_PROBLEM REQUIREMENTS_
Return the lines where the word "روزہ" occurs.

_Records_
===============

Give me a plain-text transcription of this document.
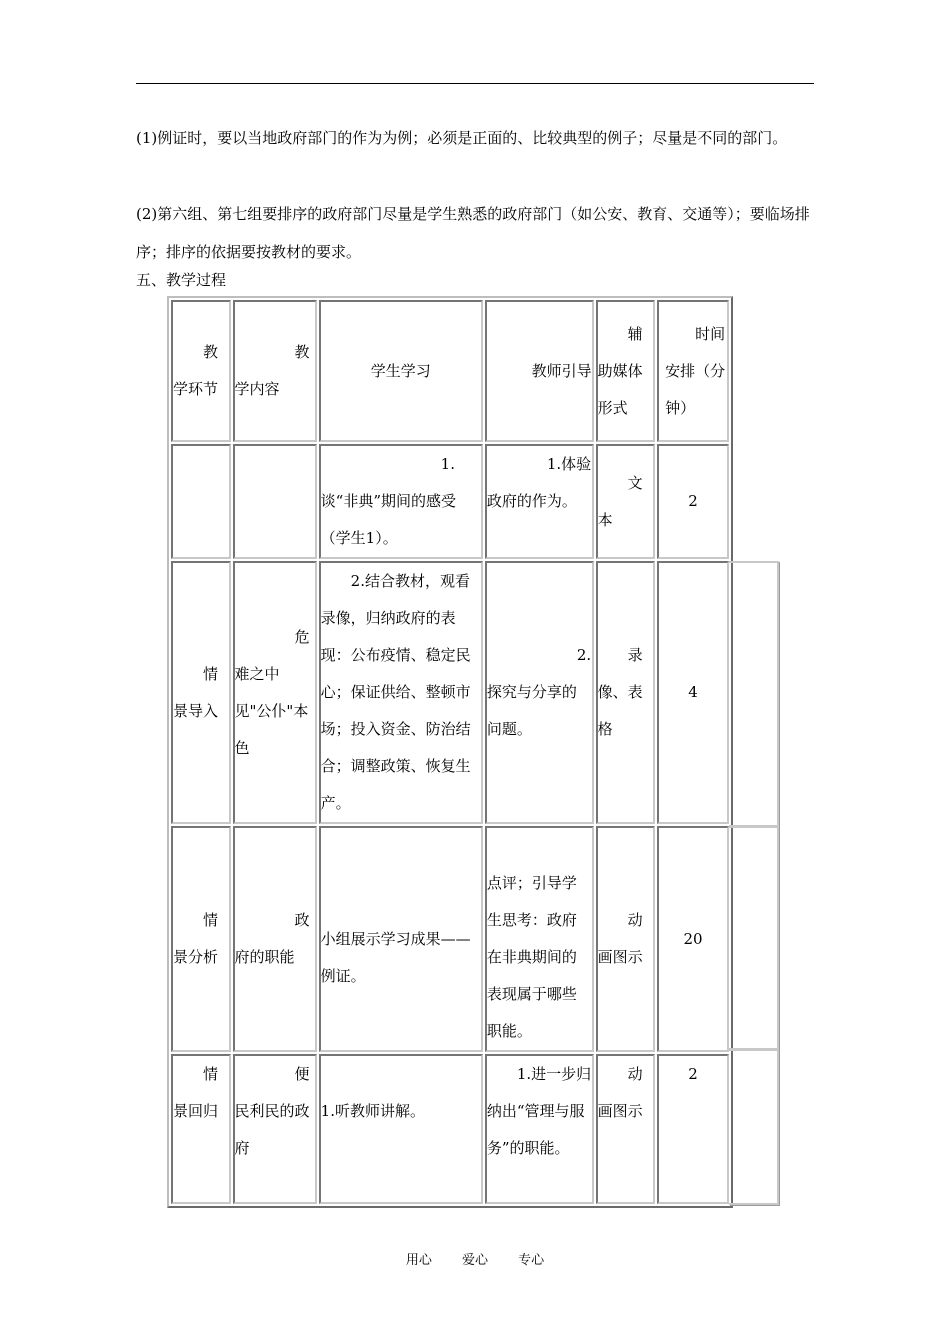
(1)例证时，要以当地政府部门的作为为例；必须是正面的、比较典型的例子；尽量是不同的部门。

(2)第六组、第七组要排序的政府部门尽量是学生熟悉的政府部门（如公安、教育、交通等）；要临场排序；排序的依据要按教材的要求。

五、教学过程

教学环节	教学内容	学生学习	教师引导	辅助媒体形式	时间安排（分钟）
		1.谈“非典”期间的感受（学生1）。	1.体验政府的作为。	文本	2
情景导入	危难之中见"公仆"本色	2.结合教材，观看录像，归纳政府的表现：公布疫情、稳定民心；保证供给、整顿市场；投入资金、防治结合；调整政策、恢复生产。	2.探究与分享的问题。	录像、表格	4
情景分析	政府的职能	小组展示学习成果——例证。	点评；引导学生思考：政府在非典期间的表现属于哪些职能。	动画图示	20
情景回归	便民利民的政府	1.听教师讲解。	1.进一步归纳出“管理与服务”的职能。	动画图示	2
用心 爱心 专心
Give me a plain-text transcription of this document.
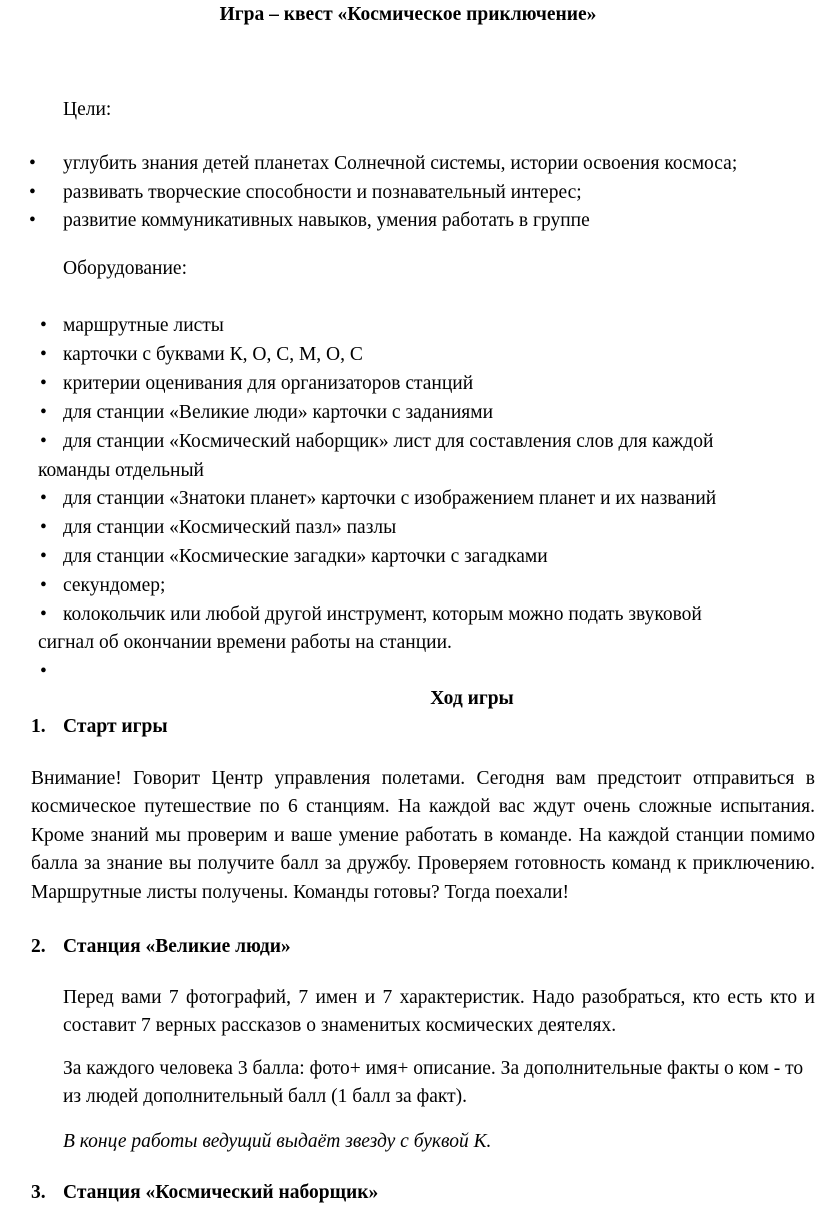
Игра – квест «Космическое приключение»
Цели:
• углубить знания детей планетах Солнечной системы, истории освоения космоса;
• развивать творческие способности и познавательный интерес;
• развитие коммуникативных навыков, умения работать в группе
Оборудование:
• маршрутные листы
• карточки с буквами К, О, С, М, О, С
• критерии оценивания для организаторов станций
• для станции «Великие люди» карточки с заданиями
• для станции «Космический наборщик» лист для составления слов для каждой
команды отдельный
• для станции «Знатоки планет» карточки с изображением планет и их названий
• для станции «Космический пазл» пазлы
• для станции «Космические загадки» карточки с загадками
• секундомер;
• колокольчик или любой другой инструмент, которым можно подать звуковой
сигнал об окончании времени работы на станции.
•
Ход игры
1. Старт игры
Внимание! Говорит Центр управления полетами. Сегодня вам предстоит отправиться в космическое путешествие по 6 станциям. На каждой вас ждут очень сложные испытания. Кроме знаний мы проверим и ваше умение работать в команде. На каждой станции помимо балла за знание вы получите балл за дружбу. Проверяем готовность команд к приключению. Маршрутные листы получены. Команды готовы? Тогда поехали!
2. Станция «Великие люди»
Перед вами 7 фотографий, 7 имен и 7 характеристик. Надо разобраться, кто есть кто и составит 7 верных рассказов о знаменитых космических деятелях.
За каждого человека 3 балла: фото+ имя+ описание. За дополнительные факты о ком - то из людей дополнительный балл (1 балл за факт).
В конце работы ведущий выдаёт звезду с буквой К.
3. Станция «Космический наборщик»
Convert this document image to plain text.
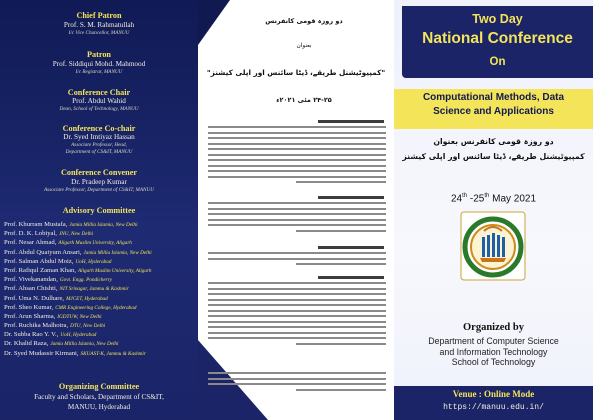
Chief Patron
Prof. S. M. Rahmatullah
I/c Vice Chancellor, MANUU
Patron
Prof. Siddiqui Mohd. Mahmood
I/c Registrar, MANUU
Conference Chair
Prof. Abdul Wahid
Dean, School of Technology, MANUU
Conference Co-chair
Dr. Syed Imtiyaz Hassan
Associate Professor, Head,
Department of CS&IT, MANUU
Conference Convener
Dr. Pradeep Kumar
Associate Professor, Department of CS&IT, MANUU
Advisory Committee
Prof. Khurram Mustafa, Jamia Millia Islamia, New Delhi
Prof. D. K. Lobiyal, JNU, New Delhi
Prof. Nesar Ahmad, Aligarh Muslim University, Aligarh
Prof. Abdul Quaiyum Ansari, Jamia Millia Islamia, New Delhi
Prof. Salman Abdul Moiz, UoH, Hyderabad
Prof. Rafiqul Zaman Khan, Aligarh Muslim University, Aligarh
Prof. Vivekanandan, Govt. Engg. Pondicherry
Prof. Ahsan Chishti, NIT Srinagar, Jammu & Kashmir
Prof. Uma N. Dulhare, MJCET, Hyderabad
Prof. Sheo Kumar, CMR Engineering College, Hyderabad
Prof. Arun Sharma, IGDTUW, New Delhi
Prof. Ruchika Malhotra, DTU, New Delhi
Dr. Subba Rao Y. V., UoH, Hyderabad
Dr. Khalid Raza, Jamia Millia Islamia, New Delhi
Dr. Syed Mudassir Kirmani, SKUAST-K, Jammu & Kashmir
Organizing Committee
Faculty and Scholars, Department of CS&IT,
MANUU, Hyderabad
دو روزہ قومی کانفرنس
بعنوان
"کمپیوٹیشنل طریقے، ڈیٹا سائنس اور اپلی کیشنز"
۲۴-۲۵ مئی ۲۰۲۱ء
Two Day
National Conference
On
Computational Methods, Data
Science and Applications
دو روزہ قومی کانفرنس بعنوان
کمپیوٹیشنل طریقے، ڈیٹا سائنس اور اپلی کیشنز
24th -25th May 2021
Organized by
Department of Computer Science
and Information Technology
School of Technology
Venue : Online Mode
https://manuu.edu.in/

===============

_TASK OUTPUT_
دو روزہ قومی کانفرنس
دو روزہ قومی کانفرنس بعنوان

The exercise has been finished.